- **Information given**:
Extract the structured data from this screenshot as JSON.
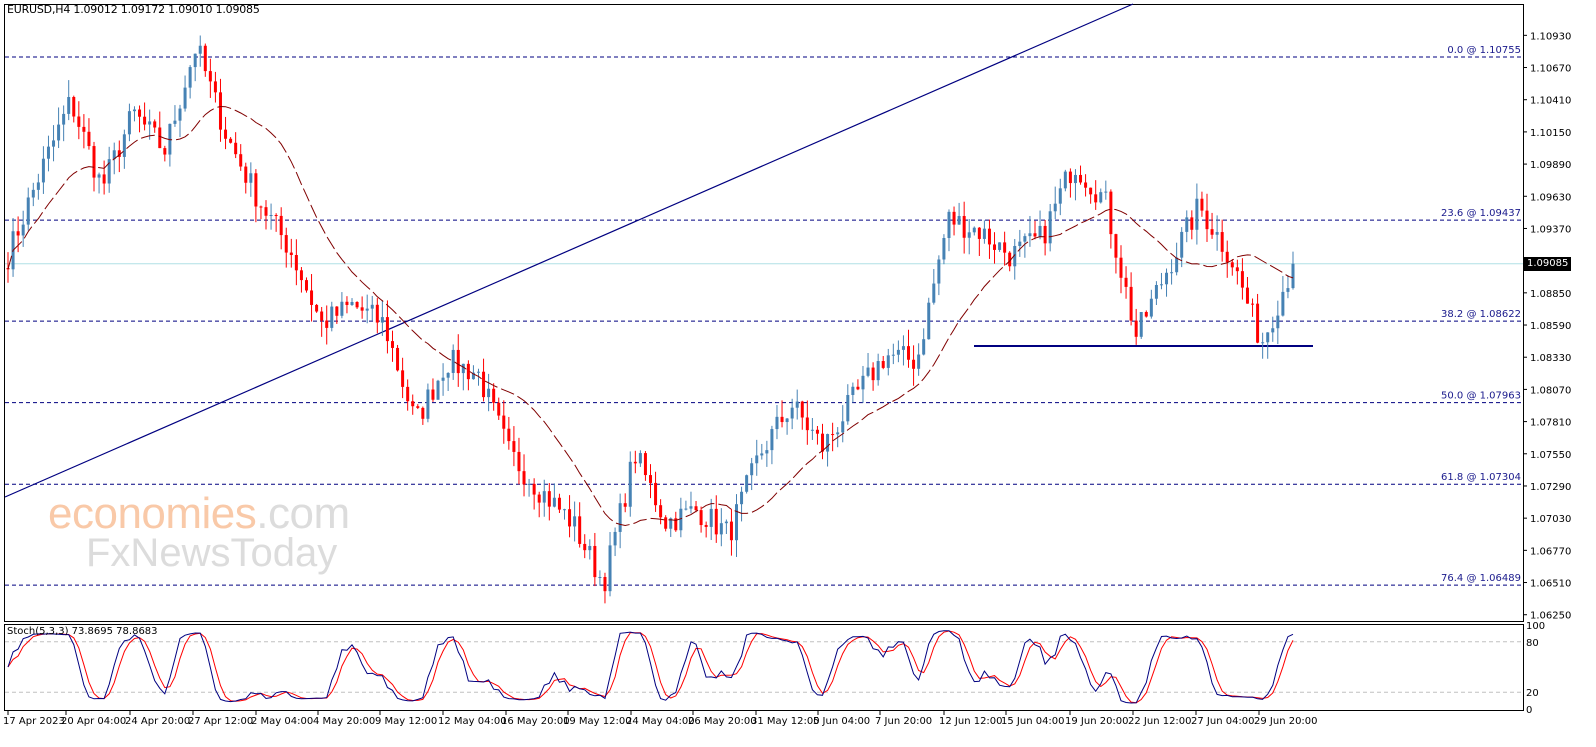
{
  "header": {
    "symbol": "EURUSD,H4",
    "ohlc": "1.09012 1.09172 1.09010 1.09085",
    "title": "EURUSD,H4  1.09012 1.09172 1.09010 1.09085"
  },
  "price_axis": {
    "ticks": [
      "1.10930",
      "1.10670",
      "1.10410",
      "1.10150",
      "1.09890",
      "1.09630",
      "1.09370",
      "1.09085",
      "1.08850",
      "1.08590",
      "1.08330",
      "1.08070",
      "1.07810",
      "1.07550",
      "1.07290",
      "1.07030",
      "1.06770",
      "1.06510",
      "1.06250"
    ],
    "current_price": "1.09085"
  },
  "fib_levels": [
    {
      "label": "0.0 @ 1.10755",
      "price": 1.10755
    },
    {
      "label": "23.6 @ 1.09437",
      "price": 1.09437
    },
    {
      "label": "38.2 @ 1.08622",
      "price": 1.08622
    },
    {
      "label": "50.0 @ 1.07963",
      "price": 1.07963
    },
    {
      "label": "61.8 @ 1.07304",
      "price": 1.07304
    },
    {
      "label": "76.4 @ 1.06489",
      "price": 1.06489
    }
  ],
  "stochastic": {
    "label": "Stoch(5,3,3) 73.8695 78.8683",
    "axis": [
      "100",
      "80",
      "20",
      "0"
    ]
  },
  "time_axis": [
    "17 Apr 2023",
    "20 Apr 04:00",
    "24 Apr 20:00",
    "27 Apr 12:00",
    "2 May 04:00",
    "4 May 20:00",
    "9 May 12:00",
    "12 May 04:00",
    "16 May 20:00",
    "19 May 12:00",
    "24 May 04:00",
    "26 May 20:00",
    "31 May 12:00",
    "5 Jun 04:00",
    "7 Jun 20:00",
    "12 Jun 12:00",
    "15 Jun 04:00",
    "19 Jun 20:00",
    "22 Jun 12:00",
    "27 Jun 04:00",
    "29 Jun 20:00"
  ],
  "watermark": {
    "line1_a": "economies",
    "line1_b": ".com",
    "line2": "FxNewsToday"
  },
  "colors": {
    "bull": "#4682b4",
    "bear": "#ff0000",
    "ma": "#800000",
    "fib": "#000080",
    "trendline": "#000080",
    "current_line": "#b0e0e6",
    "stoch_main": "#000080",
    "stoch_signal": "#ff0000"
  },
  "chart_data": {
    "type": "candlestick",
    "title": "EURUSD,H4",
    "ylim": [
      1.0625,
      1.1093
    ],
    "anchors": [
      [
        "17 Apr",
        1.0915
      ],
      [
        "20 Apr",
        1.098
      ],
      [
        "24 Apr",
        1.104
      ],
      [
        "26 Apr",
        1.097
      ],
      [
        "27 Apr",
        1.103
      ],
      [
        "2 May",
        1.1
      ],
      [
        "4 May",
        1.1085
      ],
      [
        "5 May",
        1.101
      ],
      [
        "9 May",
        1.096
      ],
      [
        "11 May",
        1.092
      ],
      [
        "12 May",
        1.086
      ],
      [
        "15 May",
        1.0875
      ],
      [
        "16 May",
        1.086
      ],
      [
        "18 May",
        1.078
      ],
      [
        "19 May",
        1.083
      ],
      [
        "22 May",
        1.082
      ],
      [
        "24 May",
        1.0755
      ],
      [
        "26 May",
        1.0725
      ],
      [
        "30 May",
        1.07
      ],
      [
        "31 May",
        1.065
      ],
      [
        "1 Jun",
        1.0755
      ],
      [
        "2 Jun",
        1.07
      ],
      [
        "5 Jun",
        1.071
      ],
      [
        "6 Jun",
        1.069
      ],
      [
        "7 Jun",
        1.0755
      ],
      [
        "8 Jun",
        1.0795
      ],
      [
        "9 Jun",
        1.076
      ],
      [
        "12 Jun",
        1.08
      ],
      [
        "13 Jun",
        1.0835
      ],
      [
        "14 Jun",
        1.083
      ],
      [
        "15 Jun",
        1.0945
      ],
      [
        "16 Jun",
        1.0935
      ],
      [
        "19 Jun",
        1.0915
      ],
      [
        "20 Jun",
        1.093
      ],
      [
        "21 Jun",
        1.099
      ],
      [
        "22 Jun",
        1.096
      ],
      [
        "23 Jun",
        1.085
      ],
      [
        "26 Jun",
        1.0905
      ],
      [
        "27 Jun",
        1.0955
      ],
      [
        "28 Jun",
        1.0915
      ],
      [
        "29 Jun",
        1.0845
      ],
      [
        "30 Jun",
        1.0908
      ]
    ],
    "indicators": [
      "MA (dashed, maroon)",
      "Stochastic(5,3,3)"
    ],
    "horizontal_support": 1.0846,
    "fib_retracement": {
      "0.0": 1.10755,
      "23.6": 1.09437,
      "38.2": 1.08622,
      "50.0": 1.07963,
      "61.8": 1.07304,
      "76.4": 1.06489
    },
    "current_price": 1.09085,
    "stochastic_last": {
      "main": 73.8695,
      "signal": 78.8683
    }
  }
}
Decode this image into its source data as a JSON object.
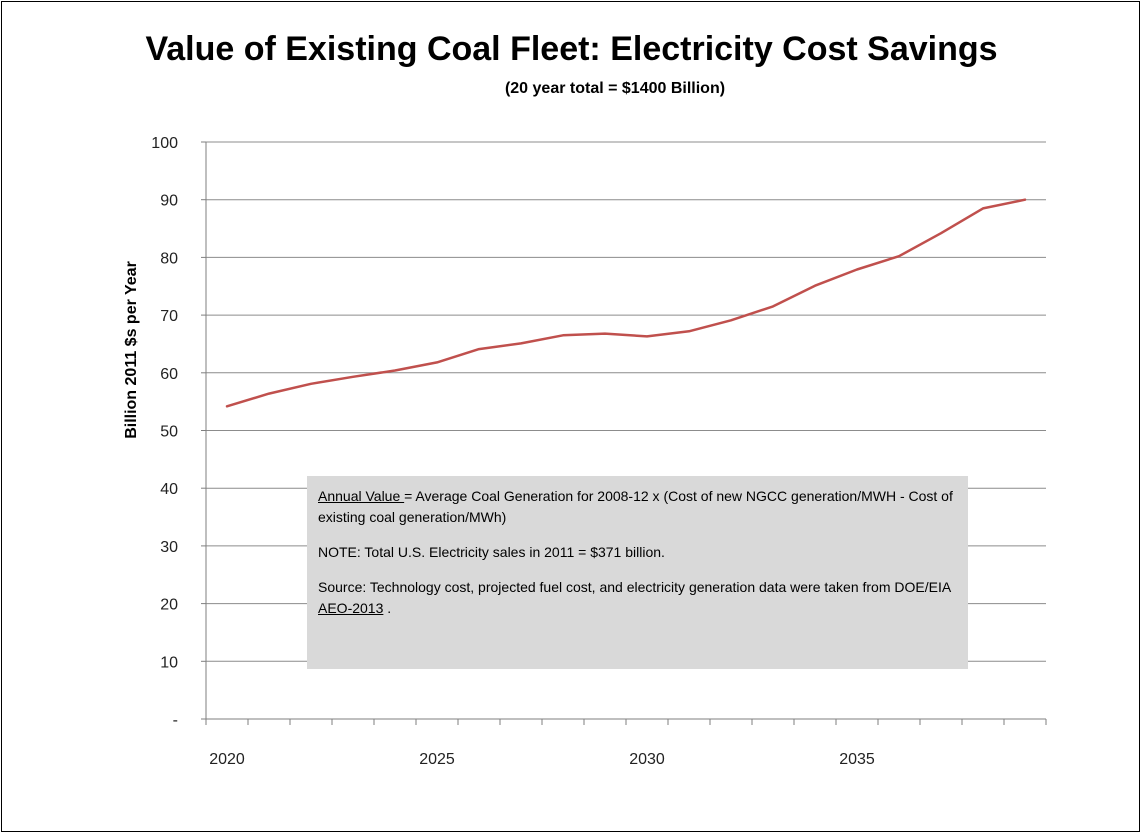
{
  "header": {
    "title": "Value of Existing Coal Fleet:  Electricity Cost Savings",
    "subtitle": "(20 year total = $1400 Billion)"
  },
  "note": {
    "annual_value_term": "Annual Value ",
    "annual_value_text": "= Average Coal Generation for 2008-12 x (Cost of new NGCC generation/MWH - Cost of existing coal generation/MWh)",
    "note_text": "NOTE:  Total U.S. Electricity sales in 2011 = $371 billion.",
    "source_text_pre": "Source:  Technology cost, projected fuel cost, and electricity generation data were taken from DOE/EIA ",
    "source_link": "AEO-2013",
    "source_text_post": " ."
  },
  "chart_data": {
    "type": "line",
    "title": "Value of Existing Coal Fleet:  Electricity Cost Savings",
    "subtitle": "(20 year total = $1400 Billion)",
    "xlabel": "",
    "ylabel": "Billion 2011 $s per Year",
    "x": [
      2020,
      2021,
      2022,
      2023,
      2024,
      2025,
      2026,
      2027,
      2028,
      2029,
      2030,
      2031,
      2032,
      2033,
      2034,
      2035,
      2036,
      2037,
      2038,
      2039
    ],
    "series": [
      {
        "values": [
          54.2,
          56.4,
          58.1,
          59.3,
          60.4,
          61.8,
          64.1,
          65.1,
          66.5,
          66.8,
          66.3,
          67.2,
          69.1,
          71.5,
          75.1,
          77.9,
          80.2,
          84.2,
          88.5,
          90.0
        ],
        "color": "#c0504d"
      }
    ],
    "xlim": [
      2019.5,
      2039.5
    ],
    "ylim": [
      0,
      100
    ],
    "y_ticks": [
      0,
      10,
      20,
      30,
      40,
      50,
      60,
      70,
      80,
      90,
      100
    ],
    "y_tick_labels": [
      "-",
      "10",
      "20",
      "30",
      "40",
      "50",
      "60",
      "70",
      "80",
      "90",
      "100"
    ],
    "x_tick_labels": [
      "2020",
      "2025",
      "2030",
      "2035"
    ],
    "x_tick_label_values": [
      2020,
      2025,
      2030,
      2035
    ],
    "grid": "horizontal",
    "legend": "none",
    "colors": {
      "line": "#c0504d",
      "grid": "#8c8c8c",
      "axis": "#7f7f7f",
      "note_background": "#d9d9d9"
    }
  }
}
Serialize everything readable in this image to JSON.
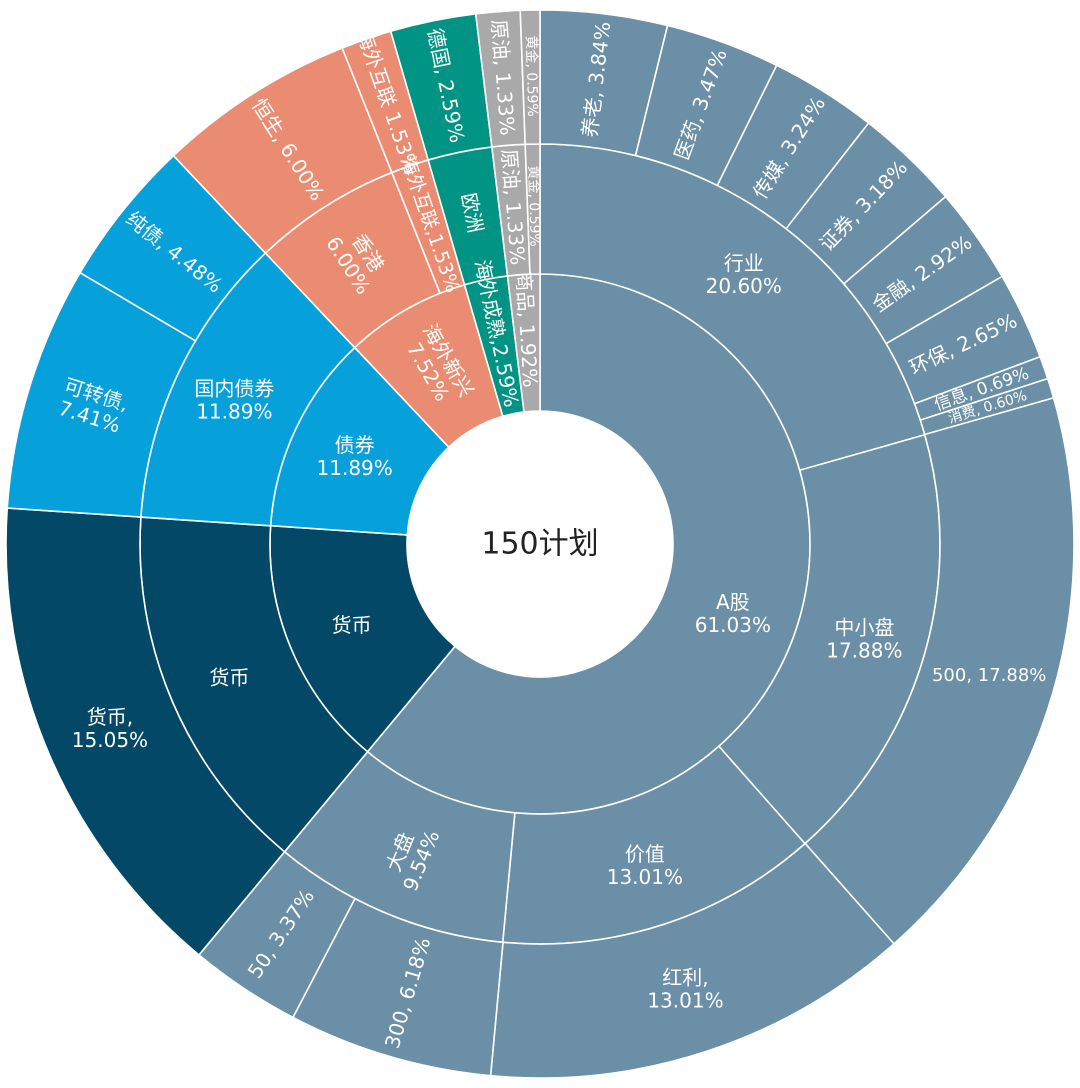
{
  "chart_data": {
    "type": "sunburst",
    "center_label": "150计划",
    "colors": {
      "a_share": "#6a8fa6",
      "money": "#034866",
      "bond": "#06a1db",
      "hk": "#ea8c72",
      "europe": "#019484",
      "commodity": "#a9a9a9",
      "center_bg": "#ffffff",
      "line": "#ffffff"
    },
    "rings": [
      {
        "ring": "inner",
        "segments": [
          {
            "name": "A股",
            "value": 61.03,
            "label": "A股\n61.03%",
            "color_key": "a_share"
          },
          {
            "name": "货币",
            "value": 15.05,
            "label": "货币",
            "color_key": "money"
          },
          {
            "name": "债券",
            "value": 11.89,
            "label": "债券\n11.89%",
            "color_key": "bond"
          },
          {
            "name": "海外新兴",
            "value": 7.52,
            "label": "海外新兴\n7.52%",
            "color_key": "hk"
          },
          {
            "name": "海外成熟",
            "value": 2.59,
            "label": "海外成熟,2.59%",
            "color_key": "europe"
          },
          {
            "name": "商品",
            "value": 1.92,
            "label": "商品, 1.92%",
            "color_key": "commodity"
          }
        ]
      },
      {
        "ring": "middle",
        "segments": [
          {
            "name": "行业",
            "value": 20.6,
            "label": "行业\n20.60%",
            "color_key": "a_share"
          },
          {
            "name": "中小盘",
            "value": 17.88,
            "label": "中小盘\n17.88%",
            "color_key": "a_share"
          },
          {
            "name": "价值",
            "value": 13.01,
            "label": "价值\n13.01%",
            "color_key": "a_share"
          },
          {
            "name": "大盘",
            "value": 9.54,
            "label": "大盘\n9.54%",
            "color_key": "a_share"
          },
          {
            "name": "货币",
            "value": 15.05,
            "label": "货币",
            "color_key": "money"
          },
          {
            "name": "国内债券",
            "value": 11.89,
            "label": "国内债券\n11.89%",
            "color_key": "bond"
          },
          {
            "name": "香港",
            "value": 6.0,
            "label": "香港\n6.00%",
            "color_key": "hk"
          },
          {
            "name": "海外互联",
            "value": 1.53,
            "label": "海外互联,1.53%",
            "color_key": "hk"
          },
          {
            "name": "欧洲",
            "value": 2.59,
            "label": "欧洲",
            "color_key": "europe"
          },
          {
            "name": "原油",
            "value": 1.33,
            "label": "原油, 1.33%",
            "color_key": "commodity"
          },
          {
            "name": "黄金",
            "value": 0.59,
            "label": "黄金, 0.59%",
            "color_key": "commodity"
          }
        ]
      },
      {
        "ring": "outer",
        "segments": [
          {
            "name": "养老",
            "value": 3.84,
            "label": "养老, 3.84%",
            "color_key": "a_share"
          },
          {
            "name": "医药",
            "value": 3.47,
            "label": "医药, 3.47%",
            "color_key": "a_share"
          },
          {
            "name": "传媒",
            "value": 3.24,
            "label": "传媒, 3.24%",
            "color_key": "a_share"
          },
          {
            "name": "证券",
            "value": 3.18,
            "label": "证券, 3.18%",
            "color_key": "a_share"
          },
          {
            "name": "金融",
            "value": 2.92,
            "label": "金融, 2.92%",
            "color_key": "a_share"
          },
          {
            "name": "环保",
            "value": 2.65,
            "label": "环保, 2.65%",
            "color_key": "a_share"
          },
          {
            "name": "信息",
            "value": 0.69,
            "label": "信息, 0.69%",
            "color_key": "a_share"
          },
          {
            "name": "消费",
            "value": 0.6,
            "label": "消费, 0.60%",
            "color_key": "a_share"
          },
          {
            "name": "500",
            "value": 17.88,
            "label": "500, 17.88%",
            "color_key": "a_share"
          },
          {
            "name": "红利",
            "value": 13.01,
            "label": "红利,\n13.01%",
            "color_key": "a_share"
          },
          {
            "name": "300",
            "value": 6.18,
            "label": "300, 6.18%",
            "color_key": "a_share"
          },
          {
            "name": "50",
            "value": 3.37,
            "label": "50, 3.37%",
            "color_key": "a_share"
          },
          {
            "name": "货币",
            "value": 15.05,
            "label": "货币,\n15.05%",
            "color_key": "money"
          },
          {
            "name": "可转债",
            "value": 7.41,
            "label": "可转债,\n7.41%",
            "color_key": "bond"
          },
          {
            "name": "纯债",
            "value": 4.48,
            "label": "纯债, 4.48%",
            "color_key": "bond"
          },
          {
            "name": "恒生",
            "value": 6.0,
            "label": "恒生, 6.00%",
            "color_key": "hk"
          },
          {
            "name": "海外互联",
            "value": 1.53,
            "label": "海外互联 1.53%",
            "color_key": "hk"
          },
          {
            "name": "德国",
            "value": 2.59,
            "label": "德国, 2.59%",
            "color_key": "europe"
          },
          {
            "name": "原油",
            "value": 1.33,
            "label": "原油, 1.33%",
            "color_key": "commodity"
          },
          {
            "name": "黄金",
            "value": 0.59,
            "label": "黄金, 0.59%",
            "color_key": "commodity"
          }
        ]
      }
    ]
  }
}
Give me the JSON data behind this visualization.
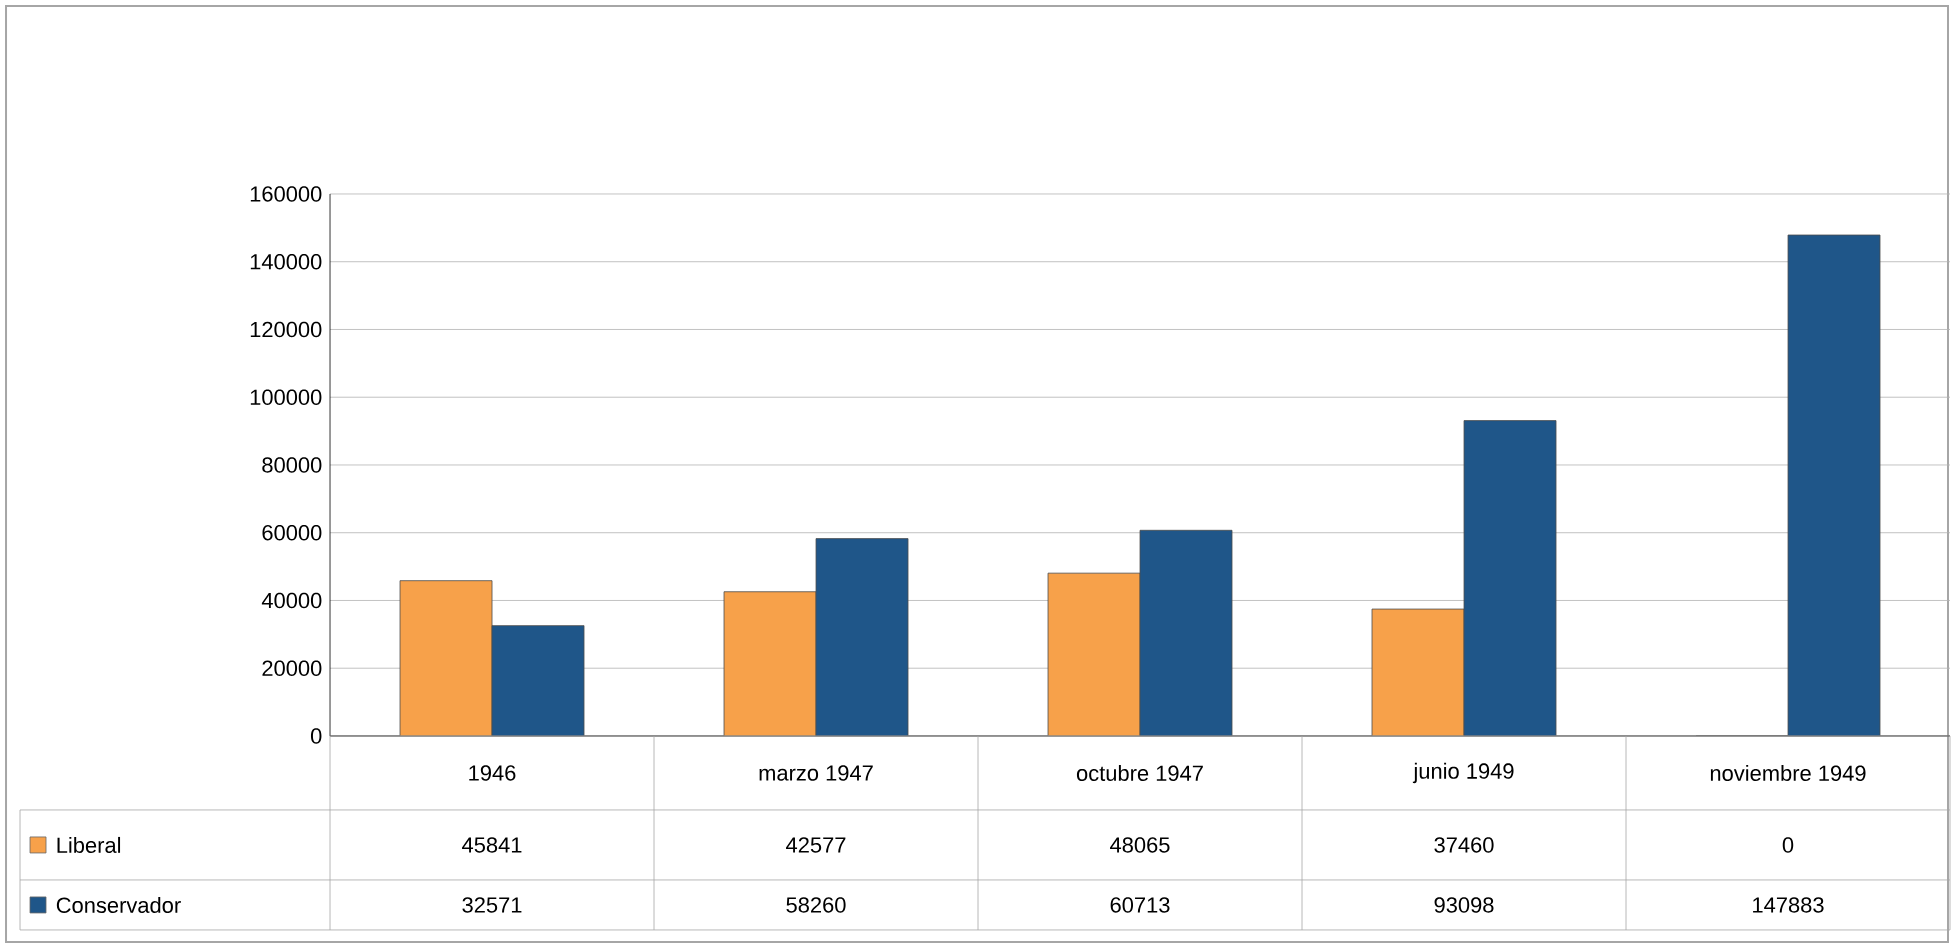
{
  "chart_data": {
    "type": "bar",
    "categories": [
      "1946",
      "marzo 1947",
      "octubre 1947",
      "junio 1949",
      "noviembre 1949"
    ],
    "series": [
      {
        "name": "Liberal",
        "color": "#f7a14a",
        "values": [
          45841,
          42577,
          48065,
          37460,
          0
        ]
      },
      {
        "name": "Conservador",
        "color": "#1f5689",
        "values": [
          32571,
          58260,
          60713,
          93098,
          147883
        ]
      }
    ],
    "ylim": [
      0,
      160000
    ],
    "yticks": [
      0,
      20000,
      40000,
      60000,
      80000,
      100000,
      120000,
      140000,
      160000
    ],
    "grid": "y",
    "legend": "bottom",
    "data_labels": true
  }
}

- **Goal**:
Identify the lines above with the word "generation". Copy them.

- **Solved exercise**:
    "annual_value_text": "= Average Coal Generation for 2008-12 x (Cost of new NGCC generation/MWH - Cost of existing coal generation/MWh)",
    "source_text_pre": "Source:  Technology cost, projected fuel cost, and electricity generation data were taken from DOE/EIA ",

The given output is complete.